GIVEN ENTRIES:

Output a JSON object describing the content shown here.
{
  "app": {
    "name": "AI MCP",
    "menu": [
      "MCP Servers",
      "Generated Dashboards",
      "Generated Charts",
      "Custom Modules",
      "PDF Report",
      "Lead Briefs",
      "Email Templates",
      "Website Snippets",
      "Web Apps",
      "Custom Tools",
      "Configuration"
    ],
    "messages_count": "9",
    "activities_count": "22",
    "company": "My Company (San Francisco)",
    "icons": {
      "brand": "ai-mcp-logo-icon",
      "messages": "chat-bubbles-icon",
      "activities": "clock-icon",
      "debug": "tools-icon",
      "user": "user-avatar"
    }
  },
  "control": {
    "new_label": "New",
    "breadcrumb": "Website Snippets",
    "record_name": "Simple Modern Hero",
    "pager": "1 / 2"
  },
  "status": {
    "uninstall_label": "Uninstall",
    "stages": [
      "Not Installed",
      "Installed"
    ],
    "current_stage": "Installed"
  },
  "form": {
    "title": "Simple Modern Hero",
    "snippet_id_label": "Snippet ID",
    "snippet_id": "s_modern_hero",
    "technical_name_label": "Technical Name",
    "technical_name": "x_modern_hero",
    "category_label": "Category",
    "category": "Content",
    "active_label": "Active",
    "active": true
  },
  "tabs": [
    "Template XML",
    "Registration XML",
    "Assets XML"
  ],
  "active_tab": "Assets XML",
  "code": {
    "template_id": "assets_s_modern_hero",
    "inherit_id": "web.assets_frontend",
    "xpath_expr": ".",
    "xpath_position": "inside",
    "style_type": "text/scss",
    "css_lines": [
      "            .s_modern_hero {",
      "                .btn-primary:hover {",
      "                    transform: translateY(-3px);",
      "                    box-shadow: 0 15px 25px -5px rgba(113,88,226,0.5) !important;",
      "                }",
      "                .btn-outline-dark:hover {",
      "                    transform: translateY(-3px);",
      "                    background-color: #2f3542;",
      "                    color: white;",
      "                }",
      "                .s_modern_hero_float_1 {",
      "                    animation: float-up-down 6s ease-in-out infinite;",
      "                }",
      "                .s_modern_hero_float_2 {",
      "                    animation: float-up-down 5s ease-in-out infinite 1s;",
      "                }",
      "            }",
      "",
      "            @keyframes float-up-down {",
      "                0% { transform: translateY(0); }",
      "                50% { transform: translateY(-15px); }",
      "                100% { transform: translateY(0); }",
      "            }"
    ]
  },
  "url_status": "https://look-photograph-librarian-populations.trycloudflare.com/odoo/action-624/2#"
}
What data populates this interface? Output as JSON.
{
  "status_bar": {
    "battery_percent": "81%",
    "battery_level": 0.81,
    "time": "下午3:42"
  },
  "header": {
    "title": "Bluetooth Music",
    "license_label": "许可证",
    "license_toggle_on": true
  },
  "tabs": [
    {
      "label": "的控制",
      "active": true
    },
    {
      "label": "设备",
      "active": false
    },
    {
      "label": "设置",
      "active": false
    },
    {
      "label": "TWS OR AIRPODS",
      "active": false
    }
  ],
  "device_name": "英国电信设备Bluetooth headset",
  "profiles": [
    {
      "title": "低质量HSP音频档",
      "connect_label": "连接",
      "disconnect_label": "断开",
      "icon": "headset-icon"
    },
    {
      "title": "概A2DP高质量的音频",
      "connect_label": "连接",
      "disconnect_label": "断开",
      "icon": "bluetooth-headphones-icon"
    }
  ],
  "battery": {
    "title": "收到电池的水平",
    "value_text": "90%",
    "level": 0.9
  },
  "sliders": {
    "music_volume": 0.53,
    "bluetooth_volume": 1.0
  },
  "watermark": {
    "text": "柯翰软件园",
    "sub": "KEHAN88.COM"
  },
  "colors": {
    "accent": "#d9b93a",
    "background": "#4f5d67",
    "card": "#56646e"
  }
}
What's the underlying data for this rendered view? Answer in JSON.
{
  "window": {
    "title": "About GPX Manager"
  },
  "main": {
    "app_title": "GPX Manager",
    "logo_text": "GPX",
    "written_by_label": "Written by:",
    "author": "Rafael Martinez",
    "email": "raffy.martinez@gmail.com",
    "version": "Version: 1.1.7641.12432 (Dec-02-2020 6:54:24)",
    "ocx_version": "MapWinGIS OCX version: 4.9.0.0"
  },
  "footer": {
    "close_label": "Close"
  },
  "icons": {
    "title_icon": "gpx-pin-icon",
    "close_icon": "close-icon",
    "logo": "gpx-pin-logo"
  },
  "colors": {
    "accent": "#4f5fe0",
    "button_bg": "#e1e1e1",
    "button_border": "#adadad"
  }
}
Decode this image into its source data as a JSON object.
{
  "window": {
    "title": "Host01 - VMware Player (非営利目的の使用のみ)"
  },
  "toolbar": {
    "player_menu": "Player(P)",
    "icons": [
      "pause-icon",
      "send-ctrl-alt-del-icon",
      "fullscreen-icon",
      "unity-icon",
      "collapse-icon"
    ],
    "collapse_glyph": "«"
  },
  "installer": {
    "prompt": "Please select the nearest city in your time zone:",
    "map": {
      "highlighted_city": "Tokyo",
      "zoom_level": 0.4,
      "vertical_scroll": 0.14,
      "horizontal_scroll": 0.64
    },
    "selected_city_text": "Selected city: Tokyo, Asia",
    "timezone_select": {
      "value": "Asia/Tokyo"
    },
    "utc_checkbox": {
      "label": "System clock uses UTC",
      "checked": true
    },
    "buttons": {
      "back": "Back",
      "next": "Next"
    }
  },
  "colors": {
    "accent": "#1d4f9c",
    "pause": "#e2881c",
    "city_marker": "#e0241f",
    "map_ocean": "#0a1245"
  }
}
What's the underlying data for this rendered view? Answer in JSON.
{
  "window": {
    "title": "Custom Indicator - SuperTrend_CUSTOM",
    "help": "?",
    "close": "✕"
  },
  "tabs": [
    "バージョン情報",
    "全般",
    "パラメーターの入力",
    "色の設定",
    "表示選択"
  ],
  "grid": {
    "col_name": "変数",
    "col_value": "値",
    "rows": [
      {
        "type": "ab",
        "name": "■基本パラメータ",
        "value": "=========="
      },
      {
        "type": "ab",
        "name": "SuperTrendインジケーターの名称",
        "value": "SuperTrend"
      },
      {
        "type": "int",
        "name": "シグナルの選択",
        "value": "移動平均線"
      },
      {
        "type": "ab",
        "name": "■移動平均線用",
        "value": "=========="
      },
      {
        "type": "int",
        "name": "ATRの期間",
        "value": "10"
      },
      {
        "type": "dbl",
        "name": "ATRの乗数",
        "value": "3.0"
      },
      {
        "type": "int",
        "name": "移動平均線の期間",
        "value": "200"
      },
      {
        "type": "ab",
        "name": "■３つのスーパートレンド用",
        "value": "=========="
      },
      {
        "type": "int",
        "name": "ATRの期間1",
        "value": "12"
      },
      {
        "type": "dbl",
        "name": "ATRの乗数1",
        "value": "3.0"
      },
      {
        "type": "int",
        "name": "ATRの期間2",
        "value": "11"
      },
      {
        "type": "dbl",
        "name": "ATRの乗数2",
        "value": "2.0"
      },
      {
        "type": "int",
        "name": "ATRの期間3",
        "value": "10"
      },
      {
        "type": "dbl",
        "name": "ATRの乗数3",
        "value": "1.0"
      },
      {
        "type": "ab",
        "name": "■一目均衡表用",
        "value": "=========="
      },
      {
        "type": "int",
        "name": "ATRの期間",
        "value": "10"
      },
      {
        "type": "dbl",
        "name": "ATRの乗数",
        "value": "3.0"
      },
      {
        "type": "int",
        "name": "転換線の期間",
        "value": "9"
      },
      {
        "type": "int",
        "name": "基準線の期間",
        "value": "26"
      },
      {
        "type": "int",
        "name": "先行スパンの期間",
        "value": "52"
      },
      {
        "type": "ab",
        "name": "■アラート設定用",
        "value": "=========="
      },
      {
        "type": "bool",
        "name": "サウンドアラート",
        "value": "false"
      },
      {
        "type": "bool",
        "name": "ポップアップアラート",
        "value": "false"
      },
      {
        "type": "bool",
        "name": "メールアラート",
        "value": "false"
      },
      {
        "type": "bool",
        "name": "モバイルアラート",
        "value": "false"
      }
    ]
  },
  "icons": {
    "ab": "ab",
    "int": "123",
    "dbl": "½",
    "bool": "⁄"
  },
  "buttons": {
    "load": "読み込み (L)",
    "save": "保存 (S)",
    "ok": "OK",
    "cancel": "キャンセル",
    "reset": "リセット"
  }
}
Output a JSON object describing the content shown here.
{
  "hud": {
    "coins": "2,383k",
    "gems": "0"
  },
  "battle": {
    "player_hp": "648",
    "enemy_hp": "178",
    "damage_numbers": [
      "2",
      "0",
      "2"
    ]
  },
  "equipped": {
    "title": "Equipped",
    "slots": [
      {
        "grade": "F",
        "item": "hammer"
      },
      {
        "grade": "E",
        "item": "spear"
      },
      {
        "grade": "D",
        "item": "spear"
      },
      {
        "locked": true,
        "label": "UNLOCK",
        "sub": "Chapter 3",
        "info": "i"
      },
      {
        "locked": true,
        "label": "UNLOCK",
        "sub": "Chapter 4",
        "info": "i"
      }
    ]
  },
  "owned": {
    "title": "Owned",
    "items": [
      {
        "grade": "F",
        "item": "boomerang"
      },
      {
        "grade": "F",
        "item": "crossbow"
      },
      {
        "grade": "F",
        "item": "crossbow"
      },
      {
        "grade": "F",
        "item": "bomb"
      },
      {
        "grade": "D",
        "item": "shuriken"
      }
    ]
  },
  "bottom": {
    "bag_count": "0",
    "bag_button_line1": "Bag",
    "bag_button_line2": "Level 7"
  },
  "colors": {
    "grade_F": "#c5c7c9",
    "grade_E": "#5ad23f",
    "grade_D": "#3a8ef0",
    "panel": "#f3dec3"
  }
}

WHAT TO PRODUCE:
Search the entries for the word "version" and copy every line that has it.

SOLUTION TO THE PROBLEM:
    "version": "Version: 1.1.7641.12432 (Dec-02-2020 6:54:24)",
    "ocx_version": "MapWinGIS OCX version: 4.9.0.0"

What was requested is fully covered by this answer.